▶ What needs to be done:
Set out every line bearing the string "Нивы".

(Excerpt from a dataset)

[Start]

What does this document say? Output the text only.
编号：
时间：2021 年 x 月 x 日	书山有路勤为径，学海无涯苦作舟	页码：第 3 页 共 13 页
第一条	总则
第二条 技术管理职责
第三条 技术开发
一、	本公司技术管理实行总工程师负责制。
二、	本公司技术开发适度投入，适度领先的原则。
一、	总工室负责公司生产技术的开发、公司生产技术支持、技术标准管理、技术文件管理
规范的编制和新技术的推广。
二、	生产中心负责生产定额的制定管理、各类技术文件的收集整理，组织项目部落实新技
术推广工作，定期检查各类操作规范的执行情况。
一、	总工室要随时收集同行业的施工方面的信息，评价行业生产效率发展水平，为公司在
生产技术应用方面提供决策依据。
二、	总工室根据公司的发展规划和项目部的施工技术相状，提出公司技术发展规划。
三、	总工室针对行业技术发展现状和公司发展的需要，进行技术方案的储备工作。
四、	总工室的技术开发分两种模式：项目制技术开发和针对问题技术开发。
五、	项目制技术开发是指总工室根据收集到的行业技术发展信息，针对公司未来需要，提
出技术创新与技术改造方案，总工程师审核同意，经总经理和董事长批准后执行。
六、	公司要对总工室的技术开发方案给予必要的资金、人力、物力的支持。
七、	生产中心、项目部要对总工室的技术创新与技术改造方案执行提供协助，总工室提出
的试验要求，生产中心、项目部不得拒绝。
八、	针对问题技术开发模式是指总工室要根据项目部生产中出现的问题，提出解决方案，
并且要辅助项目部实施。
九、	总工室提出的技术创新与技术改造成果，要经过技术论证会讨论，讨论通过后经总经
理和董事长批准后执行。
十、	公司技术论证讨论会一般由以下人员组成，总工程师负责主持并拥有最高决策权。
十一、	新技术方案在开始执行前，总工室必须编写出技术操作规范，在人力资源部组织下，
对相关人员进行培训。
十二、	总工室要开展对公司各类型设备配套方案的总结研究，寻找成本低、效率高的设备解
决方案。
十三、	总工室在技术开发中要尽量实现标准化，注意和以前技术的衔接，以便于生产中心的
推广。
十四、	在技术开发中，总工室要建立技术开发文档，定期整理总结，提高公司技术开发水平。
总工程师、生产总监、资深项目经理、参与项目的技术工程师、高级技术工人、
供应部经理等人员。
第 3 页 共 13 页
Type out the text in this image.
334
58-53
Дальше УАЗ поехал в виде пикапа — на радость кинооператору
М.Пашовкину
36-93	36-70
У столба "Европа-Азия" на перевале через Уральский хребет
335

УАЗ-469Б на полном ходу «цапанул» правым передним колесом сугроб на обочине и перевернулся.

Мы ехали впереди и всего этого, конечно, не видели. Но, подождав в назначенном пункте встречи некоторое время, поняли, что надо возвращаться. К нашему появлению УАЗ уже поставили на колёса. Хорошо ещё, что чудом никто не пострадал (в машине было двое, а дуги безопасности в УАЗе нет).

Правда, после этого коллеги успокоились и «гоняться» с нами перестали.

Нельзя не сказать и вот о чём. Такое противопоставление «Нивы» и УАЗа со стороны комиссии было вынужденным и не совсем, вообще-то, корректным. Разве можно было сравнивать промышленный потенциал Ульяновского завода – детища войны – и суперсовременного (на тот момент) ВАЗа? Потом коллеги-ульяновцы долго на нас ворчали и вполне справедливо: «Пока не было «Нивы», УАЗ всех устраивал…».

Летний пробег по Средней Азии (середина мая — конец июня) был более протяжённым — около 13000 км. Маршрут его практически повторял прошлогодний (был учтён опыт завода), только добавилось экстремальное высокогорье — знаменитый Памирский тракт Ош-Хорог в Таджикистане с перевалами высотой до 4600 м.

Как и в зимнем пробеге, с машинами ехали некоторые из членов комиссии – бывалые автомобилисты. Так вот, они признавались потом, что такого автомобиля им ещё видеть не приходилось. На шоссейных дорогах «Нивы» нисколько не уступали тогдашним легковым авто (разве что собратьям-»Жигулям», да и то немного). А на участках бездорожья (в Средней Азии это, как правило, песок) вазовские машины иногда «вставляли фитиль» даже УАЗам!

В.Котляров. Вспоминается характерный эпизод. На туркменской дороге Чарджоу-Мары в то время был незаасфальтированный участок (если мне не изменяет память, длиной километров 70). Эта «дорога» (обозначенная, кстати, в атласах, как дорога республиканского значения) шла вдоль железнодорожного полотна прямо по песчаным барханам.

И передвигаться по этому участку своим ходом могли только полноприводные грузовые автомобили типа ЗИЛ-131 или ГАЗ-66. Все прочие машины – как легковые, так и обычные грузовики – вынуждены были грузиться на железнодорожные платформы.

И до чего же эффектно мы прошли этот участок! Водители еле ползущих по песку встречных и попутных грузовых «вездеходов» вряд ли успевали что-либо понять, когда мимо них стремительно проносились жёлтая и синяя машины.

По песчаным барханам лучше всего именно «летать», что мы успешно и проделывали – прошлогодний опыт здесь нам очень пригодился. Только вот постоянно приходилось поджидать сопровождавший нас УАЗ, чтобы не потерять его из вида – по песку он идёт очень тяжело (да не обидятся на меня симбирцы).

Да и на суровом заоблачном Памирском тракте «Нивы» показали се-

[End]

▶ Response to this exercise:
Нельзя не сказать и вот о чём. Такое противопоставление «Нивы» и УАЗа со стороны комиссии было вынужденным и не совсем, вообще-то, корректным. Разве можно было сравнивать промышленный потенциал Ульяновского завода – детища войны – и суперсовременного (на тот момент) ВАЗа? Потом коллеги-ульяновцы долго на нас ворчали и вполне справедливо: «Пока не было «Нивы», УАЗ всех устраивал…».
Как и в зимнем пробеге, с машинами ехали некоторые из членов комиссии – бывалые автомобилисты. Так вот, они признавались потом, что такого автомобиля им ещё видеть не приходилось. На шоссейных дорогах «Нивы» нисколько не уступали тогдашним легковым авто (разве что собратьям-»Жигулям», да и то немного). А на участках бездорожья (в Средней Азии это, как правило, песок) вазовские машины иногда «вставляли фитиль» даже УАЗам!
Да и на суровом заоблачном Памирском тракте «Нивы» показали се-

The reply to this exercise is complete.